> **Short exercise**: What is the number of lines that include the word "MUÑOZ"? Provide only that figure.

━━━━━ Input records ━━━━━

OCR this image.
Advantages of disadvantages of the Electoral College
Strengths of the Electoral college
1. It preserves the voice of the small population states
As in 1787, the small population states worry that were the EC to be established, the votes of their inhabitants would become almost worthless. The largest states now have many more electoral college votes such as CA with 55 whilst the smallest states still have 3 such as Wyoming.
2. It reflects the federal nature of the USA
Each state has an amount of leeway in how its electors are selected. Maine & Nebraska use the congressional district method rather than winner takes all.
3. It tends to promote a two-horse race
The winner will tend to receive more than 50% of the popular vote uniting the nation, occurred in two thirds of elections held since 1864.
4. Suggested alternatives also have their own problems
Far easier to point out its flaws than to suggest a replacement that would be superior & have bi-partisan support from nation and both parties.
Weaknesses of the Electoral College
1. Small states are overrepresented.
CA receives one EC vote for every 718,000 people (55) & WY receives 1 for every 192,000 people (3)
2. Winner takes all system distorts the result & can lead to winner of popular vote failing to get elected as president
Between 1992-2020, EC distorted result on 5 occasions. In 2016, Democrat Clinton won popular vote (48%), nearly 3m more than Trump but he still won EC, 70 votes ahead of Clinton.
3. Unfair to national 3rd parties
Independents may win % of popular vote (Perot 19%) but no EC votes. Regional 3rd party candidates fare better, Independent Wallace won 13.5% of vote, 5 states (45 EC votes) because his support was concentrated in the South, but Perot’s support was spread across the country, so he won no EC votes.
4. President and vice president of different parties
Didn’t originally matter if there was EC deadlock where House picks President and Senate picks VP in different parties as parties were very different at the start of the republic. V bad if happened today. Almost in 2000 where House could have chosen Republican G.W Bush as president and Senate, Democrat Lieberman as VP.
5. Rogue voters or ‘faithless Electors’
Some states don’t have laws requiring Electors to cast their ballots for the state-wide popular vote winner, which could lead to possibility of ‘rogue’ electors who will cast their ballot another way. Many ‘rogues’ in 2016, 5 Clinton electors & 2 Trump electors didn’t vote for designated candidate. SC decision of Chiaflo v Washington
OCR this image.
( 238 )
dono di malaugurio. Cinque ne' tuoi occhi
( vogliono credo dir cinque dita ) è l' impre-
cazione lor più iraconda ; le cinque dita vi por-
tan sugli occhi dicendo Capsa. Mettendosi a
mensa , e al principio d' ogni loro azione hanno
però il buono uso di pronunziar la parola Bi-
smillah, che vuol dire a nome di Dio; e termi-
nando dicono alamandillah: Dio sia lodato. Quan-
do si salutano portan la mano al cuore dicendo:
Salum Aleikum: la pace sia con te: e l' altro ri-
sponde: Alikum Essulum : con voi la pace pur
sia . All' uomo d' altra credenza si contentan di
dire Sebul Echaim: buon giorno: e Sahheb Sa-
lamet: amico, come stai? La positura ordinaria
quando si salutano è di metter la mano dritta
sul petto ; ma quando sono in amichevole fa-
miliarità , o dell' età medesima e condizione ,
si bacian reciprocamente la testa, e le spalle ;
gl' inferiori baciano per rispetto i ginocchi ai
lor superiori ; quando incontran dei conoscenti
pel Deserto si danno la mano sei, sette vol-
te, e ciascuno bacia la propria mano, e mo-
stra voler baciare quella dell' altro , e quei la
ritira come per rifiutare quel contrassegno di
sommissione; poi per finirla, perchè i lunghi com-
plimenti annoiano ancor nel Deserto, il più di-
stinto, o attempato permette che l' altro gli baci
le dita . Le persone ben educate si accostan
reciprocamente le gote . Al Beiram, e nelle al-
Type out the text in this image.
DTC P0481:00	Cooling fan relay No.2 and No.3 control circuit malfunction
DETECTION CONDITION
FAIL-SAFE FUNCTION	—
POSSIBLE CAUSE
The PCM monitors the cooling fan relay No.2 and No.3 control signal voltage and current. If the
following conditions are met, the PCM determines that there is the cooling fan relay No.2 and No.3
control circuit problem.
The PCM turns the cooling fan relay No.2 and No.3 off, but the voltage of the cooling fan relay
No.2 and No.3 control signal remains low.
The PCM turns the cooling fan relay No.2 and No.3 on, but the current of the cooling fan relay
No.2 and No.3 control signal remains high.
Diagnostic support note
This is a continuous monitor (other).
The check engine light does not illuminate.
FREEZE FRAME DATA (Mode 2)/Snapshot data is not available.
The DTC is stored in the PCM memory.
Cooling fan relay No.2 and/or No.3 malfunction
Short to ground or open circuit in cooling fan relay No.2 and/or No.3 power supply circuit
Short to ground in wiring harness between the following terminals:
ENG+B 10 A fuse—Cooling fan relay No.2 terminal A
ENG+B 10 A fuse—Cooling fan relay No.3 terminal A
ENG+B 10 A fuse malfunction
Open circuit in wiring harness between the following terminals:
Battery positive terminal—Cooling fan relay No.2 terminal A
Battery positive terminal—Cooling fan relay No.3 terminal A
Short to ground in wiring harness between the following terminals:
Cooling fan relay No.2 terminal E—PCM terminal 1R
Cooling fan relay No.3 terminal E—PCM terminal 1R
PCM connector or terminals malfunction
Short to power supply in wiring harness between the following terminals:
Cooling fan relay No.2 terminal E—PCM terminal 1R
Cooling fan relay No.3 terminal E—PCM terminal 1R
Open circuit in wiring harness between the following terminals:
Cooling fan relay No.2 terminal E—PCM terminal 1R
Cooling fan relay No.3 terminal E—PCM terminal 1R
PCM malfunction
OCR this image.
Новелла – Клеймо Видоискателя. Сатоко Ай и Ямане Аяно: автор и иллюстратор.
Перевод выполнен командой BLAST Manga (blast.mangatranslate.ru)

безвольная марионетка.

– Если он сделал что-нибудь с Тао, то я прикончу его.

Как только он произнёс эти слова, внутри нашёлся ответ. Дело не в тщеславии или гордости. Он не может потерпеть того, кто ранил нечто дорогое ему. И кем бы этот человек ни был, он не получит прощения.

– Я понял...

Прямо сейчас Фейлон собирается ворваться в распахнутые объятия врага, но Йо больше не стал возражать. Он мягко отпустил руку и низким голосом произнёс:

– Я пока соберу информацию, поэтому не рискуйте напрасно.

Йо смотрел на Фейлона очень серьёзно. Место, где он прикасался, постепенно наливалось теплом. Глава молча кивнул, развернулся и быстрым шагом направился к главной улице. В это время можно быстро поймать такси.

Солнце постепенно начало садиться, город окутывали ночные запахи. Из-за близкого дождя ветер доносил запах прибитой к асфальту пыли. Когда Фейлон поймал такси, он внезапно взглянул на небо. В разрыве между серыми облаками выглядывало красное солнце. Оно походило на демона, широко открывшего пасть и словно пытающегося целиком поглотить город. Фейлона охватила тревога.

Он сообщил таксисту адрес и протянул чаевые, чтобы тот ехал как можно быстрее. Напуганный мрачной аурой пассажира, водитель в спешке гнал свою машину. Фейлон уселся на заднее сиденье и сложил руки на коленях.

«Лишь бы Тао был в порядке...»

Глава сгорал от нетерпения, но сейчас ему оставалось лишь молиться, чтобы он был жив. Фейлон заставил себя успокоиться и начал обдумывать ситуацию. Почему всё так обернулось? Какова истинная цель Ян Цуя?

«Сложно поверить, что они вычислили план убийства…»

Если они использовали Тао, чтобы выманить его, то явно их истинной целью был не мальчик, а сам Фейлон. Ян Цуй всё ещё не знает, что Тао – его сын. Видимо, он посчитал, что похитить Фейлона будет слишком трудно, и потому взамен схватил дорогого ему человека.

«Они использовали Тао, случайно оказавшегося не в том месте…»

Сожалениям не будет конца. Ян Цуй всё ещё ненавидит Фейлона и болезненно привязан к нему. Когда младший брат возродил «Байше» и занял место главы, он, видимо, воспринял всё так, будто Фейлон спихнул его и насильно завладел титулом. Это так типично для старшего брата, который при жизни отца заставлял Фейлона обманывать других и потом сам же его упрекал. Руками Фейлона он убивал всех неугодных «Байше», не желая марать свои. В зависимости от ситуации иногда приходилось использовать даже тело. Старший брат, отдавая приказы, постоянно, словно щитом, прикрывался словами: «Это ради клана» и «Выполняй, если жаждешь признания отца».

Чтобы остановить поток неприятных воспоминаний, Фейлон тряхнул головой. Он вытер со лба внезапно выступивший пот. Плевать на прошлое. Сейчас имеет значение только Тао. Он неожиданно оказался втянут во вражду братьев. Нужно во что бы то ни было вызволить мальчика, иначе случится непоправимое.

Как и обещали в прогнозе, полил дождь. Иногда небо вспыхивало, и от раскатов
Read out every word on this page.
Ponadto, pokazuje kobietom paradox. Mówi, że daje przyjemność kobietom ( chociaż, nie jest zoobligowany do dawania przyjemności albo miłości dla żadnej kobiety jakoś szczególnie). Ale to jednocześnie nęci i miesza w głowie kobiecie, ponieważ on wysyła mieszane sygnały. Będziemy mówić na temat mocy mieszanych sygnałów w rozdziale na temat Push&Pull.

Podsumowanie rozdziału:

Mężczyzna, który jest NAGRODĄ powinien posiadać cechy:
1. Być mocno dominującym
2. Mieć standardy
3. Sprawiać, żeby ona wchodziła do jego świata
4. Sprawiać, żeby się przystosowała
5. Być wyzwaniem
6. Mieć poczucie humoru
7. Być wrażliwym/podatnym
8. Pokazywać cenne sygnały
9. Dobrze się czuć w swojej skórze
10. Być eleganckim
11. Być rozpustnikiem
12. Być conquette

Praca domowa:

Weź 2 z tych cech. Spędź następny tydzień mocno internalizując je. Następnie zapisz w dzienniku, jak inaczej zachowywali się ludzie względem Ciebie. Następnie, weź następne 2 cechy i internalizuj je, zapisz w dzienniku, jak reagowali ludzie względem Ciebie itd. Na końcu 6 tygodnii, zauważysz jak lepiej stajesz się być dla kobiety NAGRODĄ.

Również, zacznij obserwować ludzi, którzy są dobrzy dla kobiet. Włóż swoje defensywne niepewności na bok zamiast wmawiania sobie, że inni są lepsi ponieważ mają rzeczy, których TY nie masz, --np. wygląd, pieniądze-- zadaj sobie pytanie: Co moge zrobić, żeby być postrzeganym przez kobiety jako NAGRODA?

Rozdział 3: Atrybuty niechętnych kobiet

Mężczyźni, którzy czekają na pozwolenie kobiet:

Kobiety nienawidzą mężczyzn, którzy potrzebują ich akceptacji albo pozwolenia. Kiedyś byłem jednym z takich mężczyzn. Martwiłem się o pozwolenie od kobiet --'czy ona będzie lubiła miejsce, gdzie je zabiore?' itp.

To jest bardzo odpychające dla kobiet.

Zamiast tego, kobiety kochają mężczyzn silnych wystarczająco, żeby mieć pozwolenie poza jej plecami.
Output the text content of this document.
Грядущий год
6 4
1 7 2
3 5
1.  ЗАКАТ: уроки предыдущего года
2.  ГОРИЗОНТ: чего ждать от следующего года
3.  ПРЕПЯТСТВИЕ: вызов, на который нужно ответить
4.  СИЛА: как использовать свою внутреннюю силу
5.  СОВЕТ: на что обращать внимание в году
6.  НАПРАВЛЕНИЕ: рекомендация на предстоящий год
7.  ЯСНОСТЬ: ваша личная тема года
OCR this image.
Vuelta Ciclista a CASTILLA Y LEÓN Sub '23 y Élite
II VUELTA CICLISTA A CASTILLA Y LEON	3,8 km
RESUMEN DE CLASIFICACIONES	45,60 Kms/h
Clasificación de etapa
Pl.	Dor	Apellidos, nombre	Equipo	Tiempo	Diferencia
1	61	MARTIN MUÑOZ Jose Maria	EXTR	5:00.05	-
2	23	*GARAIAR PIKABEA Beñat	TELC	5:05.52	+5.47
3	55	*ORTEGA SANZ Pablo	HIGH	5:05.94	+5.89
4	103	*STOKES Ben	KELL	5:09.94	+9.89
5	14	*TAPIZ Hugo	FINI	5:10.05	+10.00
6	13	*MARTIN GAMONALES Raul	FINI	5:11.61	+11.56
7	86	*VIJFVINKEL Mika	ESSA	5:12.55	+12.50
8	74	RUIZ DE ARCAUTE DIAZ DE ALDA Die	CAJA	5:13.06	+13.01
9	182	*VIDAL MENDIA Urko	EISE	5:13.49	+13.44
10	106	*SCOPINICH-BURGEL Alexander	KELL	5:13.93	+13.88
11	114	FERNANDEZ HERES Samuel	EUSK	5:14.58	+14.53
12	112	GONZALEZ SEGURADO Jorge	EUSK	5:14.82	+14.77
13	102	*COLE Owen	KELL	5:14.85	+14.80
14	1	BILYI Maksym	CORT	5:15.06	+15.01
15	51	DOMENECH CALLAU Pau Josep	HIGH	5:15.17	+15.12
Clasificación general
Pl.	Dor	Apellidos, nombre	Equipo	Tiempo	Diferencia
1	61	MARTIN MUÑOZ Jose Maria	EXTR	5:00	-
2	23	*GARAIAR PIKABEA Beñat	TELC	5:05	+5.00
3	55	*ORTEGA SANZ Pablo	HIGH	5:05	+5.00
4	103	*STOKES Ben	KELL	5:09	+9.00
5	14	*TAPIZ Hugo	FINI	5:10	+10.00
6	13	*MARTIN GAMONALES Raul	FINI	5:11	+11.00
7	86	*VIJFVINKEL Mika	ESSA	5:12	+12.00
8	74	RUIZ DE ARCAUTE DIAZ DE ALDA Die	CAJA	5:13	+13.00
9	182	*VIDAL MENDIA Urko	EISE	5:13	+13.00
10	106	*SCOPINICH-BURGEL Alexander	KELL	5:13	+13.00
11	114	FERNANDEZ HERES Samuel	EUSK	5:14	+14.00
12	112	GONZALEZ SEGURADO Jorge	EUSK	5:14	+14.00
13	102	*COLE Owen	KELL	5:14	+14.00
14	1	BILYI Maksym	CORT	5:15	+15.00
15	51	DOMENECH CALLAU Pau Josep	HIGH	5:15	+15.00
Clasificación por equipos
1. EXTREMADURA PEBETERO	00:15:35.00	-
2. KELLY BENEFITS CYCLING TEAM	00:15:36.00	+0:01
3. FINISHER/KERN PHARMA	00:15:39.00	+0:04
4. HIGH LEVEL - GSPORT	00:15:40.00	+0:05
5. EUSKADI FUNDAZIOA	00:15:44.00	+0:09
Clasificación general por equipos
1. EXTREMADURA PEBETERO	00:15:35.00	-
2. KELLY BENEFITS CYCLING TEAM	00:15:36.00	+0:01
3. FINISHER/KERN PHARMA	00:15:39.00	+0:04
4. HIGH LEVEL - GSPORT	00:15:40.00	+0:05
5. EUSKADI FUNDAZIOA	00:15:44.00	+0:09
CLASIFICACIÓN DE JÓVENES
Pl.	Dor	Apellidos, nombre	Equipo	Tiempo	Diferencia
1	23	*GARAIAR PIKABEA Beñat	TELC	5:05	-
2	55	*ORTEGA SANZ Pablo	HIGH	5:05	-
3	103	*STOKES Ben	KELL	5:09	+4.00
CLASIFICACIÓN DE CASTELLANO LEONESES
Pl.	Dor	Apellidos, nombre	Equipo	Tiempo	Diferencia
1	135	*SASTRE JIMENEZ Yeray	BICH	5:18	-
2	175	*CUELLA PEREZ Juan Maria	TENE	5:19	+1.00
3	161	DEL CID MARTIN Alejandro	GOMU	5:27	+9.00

━━━━━

> **Task output**: 2